======== Supplied information

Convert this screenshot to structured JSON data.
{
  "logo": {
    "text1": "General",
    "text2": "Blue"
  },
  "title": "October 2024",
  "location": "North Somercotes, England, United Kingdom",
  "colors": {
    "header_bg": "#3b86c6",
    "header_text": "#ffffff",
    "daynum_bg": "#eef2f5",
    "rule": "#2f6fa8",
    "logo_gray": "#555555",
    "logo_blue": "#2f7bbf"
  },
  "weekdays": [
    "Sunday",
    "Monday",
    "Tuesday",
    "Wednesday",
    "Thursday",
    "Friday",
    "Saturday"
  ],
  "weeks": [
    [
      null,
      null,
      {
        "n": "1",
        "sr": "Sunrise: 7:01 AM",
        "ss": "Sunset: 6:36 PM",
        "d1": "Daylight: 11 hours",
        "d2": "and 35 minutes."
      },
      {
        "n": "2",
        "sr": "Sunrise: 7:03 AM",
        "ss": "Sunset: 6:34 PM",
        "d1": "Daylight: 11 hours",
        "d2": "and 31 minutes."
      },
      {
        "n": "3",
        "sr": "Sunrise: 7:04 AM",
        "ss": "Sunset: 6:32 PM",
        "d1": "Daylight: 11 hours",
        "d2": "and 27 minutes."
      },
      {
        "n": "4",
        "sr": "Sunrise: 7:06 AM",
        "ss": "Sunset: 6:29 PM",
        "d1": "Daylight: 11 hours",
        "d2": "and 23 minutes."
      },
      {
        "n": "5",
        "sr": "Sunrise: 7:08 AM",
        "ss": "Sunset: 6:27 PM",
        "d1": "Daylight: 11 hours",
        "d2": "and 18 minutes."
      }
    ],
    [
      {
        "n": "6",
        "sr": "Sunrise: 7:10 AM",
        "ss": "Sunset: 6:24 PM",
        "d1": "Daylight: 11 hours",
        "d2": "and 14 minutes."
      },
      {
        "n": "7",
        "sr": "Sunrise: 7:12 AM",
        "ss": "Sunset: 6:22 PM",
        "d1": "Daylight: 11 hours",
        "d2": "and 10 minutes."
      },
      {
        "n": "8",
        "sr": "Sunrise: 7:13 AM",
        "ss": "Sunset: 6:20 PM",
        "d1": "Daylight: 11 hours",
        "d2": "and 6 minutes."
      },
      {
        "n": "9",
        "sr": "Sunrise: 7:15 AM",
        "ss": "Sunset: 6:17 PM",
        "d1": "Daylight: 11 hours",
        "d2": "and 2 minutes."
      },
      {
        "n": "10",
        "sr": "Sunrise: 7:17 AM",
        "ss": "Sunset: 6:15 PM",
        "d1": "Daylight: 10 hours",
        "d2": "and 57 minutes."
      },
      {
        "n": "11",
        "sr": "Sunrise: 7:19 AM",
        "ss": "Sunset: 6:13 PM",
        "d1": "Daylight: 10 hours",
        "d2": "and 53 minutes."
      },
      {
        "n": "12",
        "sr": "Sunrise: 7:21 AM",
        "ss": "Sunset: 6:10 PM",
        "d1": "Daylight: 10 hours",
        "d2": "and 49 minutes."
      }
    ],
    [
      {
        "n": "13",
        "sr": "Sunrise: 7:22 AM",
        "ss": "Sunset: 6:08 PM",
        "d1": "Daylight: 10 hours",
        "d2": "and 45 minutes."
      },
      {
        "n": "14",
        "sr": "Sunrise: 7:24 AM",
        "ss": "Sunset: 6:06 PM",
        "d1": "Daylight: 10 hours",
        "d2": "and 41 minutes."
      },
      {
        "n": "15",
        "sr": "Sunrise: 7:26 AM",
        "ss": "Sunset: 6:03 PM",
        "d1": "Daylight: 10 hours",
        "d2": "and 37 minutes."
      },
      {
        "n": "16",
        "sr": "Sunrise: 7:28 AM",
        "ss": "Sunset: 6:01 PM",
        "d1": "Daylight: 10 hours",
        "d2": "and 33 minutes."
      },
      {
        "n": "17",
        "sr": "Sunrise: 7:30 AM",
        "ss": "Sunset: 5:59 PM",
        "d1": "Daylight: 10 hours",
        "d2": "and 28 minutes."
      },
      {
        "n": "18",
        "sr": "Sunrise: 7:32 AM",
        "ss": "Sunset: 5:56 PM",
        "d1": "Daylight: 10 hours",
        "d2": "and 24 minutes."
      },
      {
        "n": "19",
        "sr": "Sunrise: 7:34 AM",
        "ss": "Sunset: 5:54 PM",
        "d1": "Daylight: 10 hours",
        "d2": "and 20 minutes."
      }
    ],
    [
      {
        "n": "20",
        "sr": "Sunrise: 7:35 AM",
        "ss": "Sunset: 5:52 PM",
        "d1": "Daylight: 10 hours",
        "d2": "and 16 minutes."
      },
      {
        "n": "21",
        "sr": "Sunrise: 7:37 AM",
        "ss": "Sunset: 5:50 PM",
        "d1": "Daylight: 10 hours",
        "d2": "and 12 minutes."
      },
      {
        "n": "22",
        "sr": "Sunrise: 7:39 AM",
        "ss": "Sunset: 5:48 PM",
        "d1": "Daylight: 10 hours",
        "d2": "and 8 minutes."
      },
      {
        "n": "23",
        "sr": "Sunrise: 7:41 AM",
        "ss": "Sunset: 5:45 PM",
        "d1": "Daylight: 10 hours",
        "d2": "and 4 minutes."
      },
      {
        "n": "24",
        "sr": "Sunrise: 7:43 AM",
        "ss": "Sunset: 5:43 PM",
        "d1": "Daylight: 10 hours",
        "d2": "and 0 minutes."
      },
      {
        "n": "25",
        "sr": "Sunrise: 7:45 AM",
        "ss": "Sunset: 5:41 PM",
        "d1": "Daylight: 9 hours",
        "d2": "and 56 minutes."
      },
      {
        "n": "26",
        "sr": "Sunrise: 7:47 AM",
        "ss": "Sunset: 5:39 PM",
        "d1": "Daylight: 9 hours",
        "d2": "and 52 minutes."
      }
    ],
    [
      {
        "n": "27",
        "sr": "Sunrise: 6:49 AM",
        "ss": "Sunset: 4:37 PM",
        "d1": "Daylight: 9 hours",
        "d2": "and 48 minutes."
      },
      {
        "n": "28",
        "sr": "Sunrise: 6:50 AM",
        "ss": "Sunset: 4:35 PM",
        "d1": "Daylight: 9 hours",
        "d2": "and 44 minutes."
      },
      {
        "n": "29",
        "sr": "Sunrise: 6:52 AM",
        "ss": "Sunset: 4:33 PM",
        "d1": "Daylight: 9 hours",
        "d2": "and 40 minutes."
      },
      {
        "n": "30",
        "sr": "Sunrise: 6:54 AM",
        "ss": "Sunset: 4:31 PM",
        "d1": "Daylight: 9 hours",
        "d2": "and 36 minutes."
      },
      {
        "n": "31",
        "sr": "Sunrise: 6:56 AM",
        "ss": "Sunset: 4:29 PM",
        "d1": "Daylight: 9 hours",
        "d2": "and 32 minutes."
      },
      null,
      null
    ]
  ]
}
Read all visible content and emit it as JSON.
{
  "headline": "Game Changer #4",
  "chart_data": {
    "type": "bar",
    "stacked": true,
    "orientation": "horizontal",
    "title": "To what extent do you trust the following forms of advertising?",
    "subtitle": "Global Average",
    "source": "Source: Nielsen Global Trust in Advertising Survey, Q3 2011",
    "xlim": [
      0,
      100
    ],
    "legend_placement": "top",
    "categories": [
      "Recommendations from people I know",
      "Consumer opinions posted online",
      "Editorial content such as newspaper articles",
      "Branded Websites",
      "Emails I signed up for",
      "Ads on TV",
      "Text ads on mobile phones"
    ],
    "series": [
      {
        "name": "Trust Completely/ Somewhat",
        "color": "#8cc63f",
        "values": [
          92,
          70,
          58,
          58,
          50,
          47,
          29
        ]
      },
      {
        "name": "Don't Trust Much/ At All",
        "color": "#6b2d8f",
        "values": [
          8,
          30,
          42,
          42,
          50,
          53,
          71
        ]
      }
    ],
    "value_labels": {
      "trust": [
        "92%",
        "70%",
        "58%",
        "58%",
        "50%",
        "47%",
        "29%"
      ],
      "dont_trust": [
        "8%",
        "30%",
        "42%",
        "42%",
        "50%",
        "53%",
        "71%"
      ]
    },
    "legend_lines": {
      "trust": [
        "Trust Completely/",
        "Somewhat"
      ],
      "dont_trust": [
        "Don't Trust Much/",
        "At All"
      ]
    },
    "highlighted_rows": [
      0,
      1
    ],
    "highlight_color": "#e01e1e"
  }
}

================

- **What needs to be done**
Each line above that includes "Somewhat" should be shown.

- **Full solution**
        "name": "Trust Completely/ Somewhat",
        "Somewhat"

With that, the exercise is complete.